GOAL OF THE EXERCISE:
Pick out each line in these entries that contains the string "Micronex".

Items from a data source
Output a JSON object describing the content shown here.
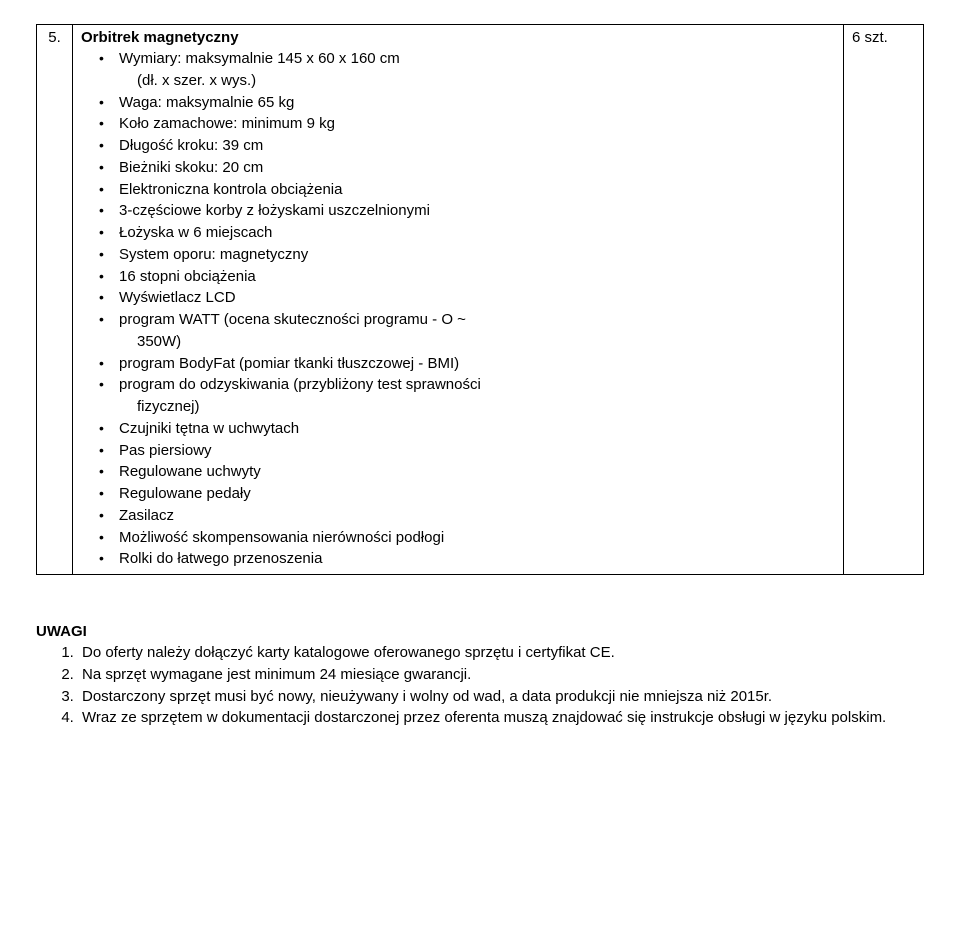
{
  "row": {
    "number": "5.",
    "title": "Orbitrek magnetyczny",
    "qty": "6 szt.",
    "bullets": [
      {
        "text": "Wymiary: maksymalnie 145 x 60 x 160 cm",
        "sub": "(dł. x szer. x wys.)"
      },
      {
        "text": "Waga: maksymalnie 65 kg"
      },
      {
        "text": "Koło zamachowe: minimum 9 kg"
      },
      {
        "text": "Długość kroku: 39 cm"
      },
      {
        "text": "Bieżniki skoku: 20 cm"
      },
      {
        "text": "Elektroniczna kontrola obciążenia"
      },
      {
        "text": "3-częściowe korby z łożyskami uszczelnionymi"
      },
      {
        "text": "Łożyska w 6 miejscach"
      },
      {
        "text": "System oporu: magnetyczny"
      },
      {
        "text": "16 stopni obciążenia"
      },
      {
        "text": "Wyświetlacz LCD"
      },
      {
        "text": "program WATT (ocena skuteczności programu - O ~",
        "sub": "350W)"
      },
      {
        "text": "program BodyFat (pomiar tkanki tłuszczowej - BMI)"
      },
      {
        "text": "program do odzyskiwania (przybliżony test sprawności",
        "sub": "fizycznej)"
      },
      {
        "text": "Czujniki tętna w uchwytach"
      },
      {
        "text": "Pas piersiowy"
      },
      {
        "text": "Regulowane uchwyty"
      },
      {
        "text": "Regulowane pedały"
      },
      {
        "text": "Zasilacz"
      },
      {
        "text": "Możliwość skompensowania nierówności podłogi"
      },
      {
        "text": "Rolki do łatwego przenoszenia"
      }
    ]
  },
  "uwagi": {
    "heading": "UWAGI",
    "items": [
      "Do oferty należy dołączyć karty katalogowe oferowanego sprzętu i certyfikat CE.",
      "Na sprzęt wymagane jest minimum 24 miesiące gwarancji.",
      "Dostarczony sprzęt musi być nowy, nieużywany i wolny od wad, a data produkcji nie mniejsza niż 2015r.",
      "Wraz ze sprzętem w dokumentacji dostarczonej przez oferenta muszą znajdować się instrukcje obsługi w języku polskim."
    ]
  }
}
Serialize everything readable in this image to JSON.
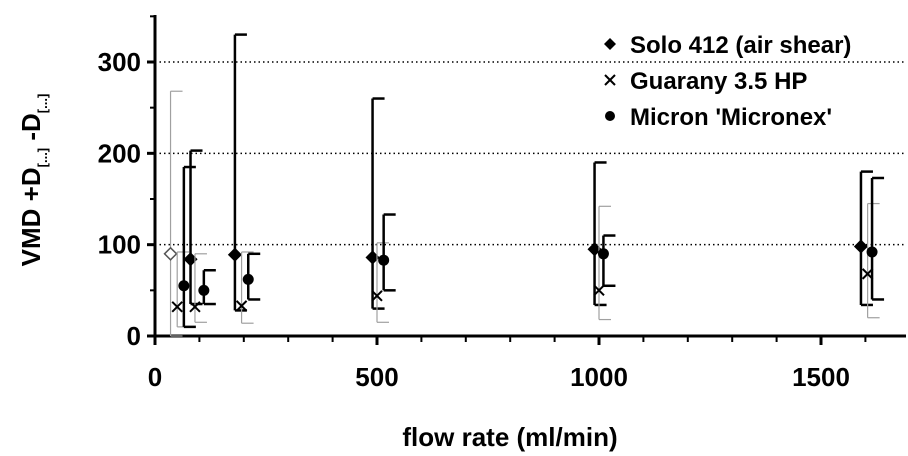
{
  "chart_data": {
    "type": "scatter",
    "xlabel": "flow rate (ml/min)",
    "ylabel": "VMD +D_[...] - D_[...]",
    "xlim": [
      0,
      1700
    ],
    "ylim": [
      0,
      350
    ],
    "x_ticks": [
      0,
      500,
      1000,
      1500
    ],
    "y_ticks": [
      0,
      100,
      200,
      300
    ],
    "grid": "horizontal dotted at 100, 200, 300",
    "legend_position": "top-right",
    "series": [
      {
        "name": "Solo 412 (air shear)",
        "marker": "diamond",
        "points": [
          {
            "x": 35,
            "y": 90,
            "ylow": 0,
            "yhigh": 268,
            "faint": true
          },
          {
            "x": 80,
            "y": 84,
            "ylow": 35,
            "yhigh": 203
          },
          {
            "x": 180,
            "y": 89,
            "ylow": 28,
            "yhigh": 330
          },
          {
            "x": 490,
            "y": 86,
            "ylow": 30,
            "yhigh": 260
          },
          {
            "x": 990,
            "y": 95,
            "ylow": 34,
            "yhigh": 190
          },
          {
            "x": 1590,
            "y": 98,
            "ylow": 34,
            "yhigh": 180
          }
        ]
      },
      {
        "name": "Guarany 3.5 HP",
        "marker": "cross",
        "points": [
          {
            "x": 50,
            "y": 32,
            "ylow": 10,
            "yhigh": 92
          },
          {
            "x": 90,
            "y": 32,
            "ylow": 15,
            "yhigh": 90
          },
          {
            "x": 195,
            "y": 33,
            "ylow": 14,
            "yhigh": 92
          },
          {
            "x": 500,
            "y": 44,
            "ylow": 15,
            "yhigh": 102
          },
          {
            "x": 1000,
            "y": 50,
            "ylow": 18,
            "yhigh": 142
          },
          {
            "x": 1605,
            "y": 68,
            "ylow": 20,
            "yhigh": 145
          }
        ]
      },
      {
        "name": "Micron 'Micronex'",
        "marker": "circle",
        "points": [
          {
            "x": 65,
            "y": 55,
            "ylow": 10,
            "yhigh": 185
          },
          {
            "x": 110,
            "y": 50,
            "ylow": 35,
            "yhigh": 72
          },
          {
            "x": 210,
            "y": 62,
            "ylow": 40,
            "yhigh": 90
          },
          {
            "x": 515,
            "y": 83,
            "ylow": 50,
            "yhigh": 133
          },
          {
            "x": 1010,
            "y": 90,
            "ylow": 55,
            "yhigh": 110
          },
          {
            "x": 1615,
            "y": 92,
            "ylow": 40,
            "yhigh": 173
          }
        ]
      }
    ]
  },
  "legend": {
    "items": [
      "Solo 412 (air shear)",
      "Guarany 3.5 HP",
      "Micron 'Micronex'"
    ]
  }
}
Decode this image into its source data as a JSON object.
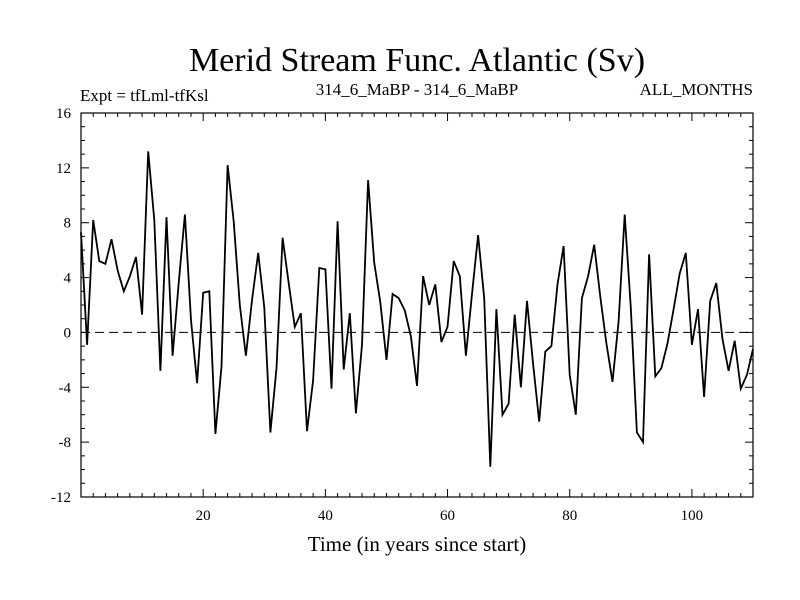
{
  "chart_data": {
    "type": "line",
    "title": "Merid Stream Func. Atlantic (Sv)",
    "subtitle_left": "Expt = tfLml-tfKsl",
    "subtitle_center": "314_6_MaBP - 314_6_MaBP",
    "subtitle_right": "ALL_MONTHS",
    "xlabel": "Time (in years since start)",
    "ylabel": "",
    "xlim": [
      0,
      110
    ],
    "ylim": [
      -12,
      16
    ],
    "xticks": [
      20,
      40,
      60,
      80,
      100
    ],
    "xtick_labels": [
      "20",
      "40",
      "60",
      "80",
      "100"
    ],
    "yticks": [
      -12,
      -8,
      -4,
      0,
      4,
      8,
      12,
      16
    ],
    "ytick_labels": [
      "-12",
      "-8",
      "-4",
      "0",
      "4",
      "8",
      "12",
      "16"
    ],
    "reference_line": 0,
    "series": [
      {
        "name": "Merid Stream Func. Atlantic",
        "x": [
          0,
          1,
          2,
          3,
          4,
          5,
          6,
          7,
          8,
          9,
          10,
          11,
          12,
          13,
          14,
          15,
          16,
          17,
          18,
          19,
          20,
          21,
          22,
          23,
          24,
          25,
          26,
          27,
          28,
          29,
          30,
          31,
          32,
          33,
          34,
          35,
          36,
          37,
          38,
          39,
          40,
          41,
          42,
          43,
          44,
          45,
          46,
          47,
          48,
          49,
          50,
          51,
          52,
          53,
          54,
          55,
          56,
          57,
          58,
          59,
          60,
          61,
          62,
          63,
          64,
          65,
          66,
          67,
          68,
          69,
          70,
          71,
          72,
          73,
          74,
          75,
          76,
          77,
          78,
          79,
          80,
          81,
          82,
          83,
          84,
          85,
          86,
          87,
          88,
          89,
          90,
          91,
          92,
          93,
          94,
          95,
          96,
          97,
          98,
          99,
          100,
          101,
          102,
          103,
          104,
          105,
          106,
          107,
          108,
          109,
          110
        ],
        "values": [
          7.3,
          -0.9,
          8.2,
          5.2,
          5.0,
          6.8,
          4.5,
          3.0,
          4.1,
          5.5,
          1.3,
          13.2,
          8.2,
          -2.8,
          8.4,
          -1.7,
          3.6,
          8.6,
          0.9,
          -3.7,
          2.9,
          3.0,
          -7.4,
          -2.5,
          12.2,
          8.1,
          2.0,
          -1.7,
          2.4,
          5.8,
          1.8,
          -7.3,
          -2.6,
          6.9,
          3.6,
          0.4,
          1.4,
          -7.2,
          -3.5,
          4.7,
          4.6,
          -4.1,
          8.1,
          -2.7,
          1.4,
          -5.9,
          -0.9,
          11.1,
          5.1,
          2.2,
          -2.0,
          2.8,
          2.5,
          1.6,
          -0.3,
          -3.9,
          4.1,
          2.0,
          3.5,
          -0.7,
          0.4,
          5.2,
          4.1,
          -1.7,
          2.8,
          7.1,
          2.5,
          -9.8,
          1.7,
          -6.0,
          -5.2,
          1.3,
          -4.0,
          2.3,
          -2.3,
          -6.5,
          -1.4,
          -1.0,
          3.5,
          6.3,
          -3.1,
          -6.0,
          2.5,
          4.1,
          6.4,
          2.6,
          -0.8,
          -3.6,
          0.8,
          8.6,
          1.8,
          -7.3,
          -8.0,
          5.7,
          -3.2,
          -2.6,
          -0.8,
          1.7,
          4.3,
          5.8,
          -0.9,
          1.7,
          -4.7,
          2.3,
          3.6,
          -0.5,
          -2.8,
          -0.6,
          -4.1,
          -3.1,
          -1.2
        ]
      }
    ]
  }
}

COMPLETE ANSWER:
        "name": "Micron 'Micronex'",
      "Micron 'Micronex'"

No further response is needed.